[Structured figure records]
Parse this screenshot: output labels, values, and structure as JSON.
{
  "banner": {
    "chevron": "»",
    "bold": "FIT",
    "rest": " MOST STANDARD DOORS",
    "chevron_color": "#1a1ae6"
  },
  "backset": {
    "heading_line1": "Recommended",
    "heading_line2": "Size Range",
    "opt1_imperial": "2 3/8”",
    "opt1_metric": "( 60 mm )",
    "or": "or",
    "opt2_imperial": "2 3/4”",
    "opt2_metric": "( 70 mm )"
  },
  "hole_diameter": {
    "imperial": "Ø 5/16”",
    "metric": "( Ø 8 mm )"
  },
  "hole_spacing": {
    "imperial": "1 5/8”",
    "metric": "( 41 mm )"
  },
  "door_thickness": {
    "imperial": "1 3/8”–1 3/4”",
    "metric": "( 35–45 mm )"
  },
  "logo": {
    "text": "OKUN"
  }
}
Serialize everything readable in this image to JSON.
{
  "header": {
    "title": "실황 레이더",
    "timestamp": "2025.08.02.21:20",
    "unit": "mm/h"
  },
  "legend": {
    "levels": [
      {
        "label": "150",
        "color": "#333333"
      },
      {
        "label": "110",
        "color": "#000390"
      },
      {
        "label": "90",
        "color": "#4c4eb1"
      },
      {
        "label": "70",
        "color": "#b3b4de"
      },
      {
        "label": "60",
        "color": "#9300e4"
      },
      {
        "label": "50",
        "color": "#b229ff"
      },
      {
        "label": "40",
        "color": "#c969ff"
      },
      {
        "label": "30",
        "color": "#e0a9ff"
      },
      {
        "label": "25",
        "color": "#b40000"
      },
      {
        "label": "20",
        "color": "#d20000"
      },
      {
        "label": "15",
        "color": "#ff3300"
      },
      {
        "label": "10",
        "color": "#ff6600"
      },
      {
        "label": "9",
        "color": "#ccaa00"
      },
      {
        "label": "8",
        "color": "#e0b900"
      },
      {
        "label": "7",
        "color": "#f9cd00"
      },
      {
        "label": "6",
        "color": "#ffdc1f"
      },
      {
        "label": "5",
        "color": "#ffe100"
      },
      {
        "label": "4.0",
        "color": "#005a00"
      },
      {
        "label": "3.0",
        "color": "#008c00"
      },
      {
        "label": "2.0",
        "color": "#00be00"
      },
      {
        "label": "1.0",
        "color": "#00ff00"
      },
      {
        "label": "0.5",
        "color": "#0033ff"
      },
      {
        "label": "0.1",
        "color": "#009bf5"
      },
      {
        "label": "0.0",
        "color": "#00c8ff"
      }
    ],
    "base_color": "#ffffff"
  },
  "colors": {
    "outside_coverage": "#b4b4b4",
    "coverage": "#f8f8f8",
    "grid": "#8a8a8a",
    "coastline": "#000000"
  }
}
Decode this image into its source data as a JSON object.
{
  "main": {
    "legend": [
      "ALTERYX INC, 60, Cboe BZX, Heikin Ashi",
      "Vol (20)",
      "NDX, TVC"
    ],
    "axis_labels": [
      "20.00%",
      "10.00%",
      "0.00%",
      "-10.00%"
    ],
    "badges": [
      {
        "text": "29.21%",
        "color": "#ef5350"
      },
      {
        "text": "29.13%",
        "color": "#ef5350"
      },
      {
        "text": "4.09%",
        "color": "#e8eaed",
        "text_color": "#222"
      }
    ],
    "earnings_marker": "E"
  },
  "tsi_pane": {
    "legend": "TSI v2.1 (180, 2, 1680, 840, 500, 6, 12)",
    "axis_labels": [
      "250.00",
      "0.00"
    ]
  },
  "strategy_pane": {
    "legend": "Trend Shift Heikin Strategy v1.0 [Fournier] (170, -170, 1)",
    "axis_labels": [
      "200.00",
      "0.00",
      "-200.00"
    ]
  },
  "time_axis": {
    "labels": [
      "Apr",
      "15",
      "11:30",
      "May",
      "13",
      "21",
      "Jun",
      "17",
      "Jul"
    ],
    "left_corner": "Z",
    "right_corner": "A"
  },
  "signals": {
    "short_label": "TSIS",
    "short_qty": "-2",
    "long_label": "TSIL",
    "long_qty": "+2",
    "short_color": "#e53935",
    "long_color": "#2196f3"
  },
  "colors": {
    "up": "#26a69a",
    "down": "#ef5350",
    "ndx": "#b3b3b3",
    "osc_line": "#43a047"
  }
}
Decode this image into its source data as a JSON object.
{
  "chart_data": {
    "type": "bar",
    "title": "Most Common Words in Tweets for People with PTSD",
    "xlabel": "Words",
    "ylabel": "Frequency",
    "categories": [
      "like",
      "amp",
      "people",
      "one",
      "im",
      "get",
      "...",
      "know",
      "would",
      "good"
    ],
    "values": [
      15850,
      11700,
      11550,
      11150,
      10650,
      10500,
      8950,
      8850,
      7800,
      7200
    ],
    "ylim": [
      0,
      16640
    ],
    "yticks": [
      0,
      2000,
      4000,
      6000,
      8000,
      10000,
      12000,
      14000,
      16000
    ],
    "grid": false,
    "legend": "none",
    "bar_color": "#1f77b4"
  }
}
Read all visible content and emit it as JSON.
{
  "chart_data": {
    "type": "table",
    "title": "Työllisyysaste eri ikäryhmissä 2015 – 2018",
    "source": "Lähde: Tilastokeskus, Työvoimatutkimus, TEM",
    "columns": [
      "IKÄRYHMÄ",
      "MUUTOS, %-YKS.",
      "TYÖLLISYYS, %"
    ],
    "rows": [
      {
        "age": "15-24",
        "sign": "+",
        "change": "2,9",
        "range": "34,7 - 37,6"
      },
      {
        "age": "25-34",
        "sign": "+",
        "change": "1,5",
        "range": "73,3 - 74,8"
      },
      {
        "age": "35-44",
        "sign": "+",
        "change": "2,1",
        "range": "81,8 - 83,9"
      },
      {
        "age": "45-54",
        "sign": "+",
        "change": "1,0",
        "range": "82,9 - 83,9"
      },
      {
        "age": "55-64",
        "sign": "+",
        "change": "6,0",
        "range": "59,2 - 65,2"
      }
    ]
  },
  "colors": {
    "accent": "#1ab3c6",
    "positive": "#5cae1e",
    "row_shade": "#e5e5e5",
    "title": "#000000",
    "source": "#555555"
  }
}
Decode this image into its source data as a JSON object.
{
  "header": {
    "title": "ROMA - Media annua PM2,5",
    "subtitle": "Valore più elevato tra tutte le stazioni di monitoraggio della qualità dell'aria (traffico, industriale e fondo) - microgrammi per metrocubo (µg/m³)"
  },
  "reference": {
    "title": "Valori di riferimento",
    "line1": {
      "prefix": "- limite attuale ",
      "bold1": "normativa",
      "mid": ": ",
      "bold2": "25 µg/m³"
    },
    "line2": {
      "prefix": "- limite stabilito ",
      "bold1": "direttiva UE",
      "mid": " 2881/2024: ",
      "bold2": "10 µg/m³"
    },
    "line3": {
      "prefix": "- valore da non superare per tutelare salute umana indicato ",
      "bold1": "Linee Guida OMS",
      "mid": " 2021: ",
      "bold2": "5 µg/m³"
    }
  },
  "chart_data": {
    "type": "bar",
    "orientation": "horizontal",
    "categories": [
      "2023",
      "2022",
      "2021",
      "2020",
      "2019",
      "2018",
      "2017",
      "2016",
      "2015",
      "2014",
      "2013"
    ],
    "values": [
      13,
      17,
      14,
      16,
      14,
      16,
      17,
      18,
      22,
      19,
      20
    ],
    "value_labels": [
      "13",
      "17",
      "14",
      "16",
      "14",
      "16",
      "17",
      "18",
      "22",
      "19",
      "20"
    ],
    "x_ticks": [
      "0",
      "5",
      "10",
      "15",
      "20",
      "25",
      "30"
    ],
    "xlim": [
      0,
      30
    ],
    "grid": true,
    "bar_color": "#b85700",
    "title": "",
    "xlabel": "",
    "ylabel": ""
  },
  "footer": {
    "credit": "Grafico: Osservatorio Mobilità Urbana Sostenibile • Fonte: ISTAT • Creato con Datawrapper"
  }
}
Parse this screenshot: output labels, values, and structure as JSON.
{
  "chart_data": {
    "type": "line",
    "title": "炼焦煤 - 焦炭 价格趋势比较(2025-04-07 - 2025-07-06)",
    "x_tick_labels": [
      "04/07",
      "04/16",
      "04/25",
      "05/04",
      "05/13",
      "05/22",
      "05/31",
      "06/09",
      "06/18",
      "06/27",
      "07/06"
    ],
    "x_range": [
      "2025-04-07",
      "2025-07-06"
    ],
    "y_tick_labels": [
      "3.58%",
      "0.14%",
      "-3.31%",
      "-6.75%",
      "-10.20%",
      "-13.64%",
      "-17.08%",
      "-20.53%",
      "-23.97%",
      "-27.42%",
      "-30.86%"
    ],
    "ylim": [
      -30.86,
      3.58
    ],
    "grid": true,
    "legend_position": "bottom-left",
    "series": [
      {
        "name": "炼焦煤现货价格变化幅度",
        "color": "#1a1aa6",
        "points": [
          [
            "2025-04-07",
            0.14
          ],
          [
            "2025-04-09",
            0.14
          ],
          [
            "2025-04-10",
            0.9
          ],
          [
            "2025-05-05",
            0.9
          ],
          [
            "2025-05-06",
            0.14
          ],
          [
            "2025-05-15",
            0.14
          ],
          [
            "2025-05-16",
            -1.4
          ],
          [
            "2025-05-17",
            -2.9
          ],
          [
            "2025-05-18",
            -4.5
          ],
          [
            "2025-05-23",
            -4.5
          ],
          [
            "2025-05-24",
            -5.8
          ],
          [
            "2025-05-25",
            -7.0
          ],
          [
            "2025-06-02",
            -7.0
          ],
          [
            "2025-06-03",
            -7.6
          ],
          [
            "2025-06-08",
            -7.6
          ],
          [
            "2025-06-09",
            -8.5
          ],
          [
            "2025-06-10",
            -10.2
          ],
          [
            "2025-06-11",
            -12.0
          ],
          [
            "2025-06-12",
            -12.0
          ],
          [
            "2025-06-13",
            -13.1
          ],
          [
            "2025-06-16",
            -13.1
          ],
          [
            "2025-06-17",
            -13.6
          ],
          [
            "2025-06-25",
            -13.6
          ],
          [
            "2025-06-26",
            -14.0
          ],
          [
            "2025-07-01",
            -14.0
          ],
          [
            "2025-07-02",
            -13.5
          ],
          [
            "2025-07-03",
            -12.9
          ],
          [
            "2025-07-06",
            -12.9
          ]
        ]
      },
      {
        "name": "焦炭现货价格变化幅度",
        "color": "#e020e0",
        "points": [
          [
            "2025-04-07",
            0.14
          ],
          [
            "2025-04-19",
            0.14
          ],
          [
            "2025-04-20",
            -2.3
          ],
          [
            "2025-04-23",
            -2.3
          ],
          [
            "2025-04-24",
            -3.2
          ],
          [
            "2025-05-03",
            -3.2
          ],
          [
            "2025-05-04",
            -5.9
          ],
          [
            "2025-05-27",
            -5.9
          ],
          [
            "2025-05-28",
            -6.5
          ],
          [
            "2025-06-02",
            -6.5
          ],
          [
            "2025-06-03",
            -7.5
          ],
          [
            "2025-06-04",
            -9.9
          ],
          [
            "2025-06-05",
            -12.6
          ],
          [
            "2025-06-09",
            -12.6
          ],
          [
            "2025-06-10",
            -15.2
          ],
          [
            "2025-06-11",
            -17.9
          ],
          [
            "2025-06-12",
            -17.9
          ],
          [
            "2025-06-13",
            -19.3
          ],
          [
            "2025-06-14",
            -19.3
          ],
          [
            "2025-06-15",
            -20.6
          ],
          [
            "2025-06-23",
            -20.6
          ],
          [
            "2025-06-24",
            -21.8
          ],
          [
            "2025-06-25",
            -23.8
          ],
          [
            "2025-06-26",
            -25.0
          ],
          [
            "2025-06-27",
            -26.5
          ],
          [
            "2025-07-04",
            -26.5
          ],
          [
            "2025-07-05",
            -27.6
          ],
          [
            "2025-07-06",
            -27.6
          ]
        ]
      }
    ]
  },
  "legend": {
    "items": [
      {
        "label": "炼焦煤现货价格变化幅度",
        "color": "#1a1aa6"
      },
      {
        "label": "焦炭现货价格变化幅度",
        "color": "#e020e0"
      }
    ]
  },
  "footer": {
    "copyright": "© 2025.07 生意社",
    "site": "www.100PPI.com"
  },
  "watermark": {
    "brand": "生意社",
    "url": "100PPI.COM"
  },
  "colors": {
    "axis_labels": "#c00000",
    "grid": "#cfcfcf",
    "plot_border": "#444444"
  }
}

■ Exercise task ■
Say how many lines in the entries contain the string "type", and say nothing else.

■ Complete answer ■
4